Copy each line of the listing below exactly.

-- start Supplied entries --

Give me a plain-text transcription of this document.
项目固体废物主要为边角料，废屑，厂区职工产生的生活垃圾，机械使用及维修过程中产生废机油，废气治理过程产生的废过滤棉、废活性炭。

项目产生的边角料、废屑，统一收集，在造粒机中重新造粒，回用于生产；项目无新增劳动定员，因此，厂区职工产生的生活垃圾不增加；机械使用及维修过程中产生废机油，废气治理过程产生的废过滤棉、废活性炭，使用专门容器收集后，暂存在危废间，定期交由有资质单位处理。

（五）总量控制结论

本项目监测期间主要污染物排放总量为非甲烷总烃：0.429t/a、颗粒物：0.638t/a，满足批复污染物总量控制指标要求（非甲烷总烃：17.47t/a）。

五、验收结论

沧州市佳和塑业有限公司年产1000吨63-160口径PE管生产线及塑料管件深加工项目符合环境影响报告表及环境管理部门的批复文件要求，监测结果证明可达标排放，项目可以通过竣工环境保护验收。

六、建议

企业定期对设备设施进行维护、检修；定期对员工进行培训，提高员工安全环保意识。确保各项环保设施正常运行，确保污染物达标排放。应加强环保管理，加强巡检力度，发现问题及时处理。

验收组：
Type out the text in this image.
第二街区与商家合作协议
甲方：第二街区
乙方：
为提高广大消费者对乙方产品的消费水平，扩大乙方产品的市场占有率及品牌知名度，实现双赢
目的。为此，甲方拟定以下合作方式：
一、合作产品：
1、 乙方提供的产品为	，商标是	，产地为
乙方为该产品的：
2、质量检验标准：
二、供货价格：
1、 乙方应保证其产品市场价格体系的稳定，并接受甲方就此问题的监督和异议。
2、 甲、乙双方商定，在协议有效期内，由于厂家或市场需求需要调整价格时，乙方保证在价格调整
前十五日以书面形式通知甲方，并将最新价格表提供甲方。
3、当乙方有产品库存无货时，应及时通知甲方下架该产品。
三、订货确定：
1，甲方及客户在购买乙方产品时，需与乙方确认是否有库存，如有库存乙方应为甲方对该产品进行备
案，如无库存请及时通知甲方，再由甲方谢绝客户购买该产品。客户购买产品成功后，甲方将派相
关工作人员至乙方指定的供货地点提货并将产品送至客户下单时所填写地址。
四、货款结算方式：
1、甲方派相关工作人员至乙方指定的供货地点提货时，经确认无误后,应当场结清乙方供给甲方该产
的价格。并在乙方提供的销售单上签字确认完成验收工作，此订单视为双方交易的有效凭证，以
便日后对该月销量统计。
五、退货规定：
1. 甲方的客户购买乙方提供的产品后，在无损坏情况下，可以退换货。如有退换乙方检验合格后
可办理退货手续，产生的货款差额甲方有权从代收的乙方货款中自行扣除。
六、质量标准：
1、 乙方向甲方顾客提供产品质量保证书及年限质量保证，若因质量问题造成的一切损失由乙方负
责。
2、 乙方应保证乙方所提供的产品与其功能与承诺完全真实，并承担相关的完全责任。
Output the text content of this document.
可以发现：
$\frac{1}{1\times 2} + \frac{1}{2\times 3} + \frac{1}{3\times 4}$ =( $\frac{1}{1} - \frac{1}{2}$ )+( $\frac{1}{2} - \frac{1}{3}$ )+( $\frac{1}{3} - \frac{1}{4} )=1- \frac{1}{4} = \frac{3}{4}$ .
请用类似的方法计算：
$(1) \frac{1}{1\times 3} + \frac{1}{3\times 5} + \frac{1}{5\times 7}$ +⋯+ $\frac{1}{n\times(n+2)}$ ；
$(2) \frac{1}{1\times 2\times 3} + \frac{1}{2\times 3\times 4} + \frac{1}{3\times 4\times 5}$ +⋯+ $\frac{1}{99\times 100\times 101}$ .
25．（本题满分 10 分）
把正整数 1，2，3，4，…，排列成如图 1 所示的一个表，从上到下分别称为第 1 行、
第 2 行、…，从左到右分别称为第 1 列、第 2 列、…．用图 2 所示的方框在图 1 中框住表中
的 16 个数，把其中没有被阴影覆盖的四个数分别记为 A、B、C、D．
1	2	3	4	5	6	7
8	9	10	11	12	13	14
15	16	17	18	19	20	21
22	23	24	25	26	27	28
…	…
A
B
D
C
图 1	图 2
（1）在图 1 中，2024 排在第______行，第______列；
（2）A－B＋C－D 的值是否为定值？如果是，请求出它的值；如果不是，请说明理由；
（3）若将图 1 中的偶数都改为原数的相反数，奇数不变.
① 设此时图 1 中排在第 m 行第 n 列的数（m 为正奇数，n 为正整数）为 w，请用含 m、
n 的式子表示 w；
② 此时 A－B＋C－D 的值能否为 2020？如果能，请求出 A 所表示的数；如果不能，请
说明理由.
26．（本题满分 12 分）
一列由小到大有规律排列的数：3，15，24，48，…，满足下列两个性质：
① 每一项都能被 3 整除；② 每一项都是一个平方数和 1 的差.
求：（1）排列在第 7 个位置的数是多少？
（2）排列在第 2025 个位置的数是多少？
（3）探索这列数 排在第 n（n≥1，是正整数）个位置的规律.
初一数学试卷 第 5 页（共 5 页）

-- end Supplied entries --

**Solution:**
Give me a plain-text transcription of this document.
项目固体废物主要为边角料，废屑，厂区职工产生的生活垃圾，机械使用及维修过程中产生废机油，废气治理过程产生的废过滤棉、废活性炭。

项目产生的边角料、废屑，统一收集，在造粒机中重新造粒，回用于生产；项目无新增劳动定员，因此，厂区职工产生的生活垃圾不增加；机械使用及维修过程中产生废机油，废气治理过程产生的废过滤棉、废活性炭，使用专门容器收集后，暂存在危废间，定期交由有资质单位处理。

（五）总量控制结论

本项目监测期间主要污染物排放总量为非甲烷总烃：0.429t/a、颗粒物：0.638t/a，满足批复污染物总量控制指标要求（非甲烷总烃：17.47t/a）。

五、验收结论

沧州市佳和塑业有限公司年产1000吨63-160口径PE管生产线及塑料管件深加工项目符合环境影响报告表及环境管理部门的批复文件要求，监测结果证明可达标排放，项目可以通过竣工环境保护验收。

六、建议

企业定期对设备设施进行维护、检修；定期对员工进行培训，提高员工安全环保意识。确保各项环保设施正常运行，确保污染物达标排放。应加强环保管理，加强巡检力度，发现问题及时处理。

验收组：
Type out the text in this image.
第二街区与商家合作协议
甲方：第二街区
乙方：
为提高广大消费者对乙方产品的消费水平，扩大乙方产品的市场占有率及品牌知名度，实现双赢
目的。为此，甲方拟定以下合作方式：
一、合作产品：
1、 乙方提供的产品为	，商标是	，产地为
乙方为该产品的：
2、质量检验标准：
二、供货价格：
1、 乙方应保证其产品市场价格体系的稳定，并接受甲方就此问题的监督和异议。
2、 甲、乙双方商定，在协议有效期内，由于厂家或市场需求需要调整价格时，乙方保证在价格调整
前十五日以书面形式通知甲方，并将最新价格表提供甲方。
3、当乙方有产品库存无货时，应及时通知甲方下架该产品。
三、订货确定：
1，甲方及客户在购买乙方产品时，需与乙方确认是否有库存，如有库存乙方应为甲方对该产品进行备
案，如无库存请及时通知甲方，再由甲方谢绝客户购买该产品。客户购买产品成功后，甲方将派相
关工作人员至乙方指定的供货地点提货并将产品送至客户下单时所填写地址。
四、货款结算方式：
1、甲方派相关工作人员至乙方指定的供货地点提货时，经确认无误后,应当场结清乙方供给甲方该产
的价格。并在乙方提供的销售单上签字确认完成验收工作，此订单视为双方交易的有效凭证，以
便日后对该月销量统计。
五、退货规定：
1. 甲方的客户购买乙方提供的产品后，在无损坏情况下，可以退换货。如有退换乙方检验合格后
可办理退货手续，产生的货款差额甲方有权从代收的乙方货款中自行扣除。
六、质量标准：
1、 乙方向甲方顾客提供产品质量保证书及年限质量保证，若因质量问题造成的一切损失由乙方负
责。
2、 乙方应保证乙方所提供的产品与其功能与承诺完全真实，并承担相关的完全责任。
Output the text content of this document.
可以发现：
$\frac{1}{1\times 2} + \frac{1}{2\times 3} + \frac{1}{3\times 4}$ =( $\frac{1}{1} - \frac{1}{2}$ )+( $\frac{1}{2} - \frac{1}{3}$ )+( $\frac{1}{3} - \frac{1}{4} )=1- \frac{1}{4} = \frac{3}{4}$ .
请用类似的方法计算：
$(1) \frac{1}{1\times 3} + \frac{1}{3\times 5} + \frac{1}{5\times 7}$ +⋯+ $\frac{1}{n\times(n+2)}$ ；
$(2) \frac{1}{1\times 2\times 3} + \frac{1}{2\times 3\times 4} + \frac{1}{3\times 4\times 5}$ +⋯+ $\frac{1}{99\times 100\times 101}$ .
25．（本题满分 10 分）
把正整数 1，2，3，4，…，排列成如图 1 所示的一个表，从上到下分别称为第 1 行、
第 2 行、…，从左到右分别称为第 1 列、第 2 列、…．用图 2 所示的方框在图 1 中框住表中
的 16 个数，把其中没有被阴影覆盖的四个数分别记为 A、B、C、D．
1	2	3	4	5	6	7
8	9	10	11	12	13	14
15	16	17	18	19	20	21
22	23	24	25	26	27	28
…	…
A
B
D
C
图 1	图 2
（1）在图 1 中，2024 排在第______行，第______列；
（2）A－B＋C－D 的值是否为定值？如果是，请求出它的值；如果不是，请说明理由；
（3）若将图 1 中的偶数都改为原数的相反数，奇数不变.
① 设此时图 1 中排在第 m 行第 n 列的数（m 为正奇数，n 为正整数）为 w，请用含 m、
n 的式子表示 w；
② 此时 A－B＋C－D 的值能否为 2020？如果能，请求出 A 所表示的数；如果不能，请
说明理由.
26．（本题满分 12 分）
一列由小到大有规律排列的数：3，15，24，48，…，满足下列两个性质：
① 每一项都能被 3 整除；② 每一项都是一个平方数和 1 的差.
求：（1）排列在第 7 个位置的数是多少？
（2）排列在第 2025 个位置的数是多少？
（3）探索这列数 排在第 n（n≥1，是正整数）个位置的规律.
初一数学试卷 第 5 页（共 5 页）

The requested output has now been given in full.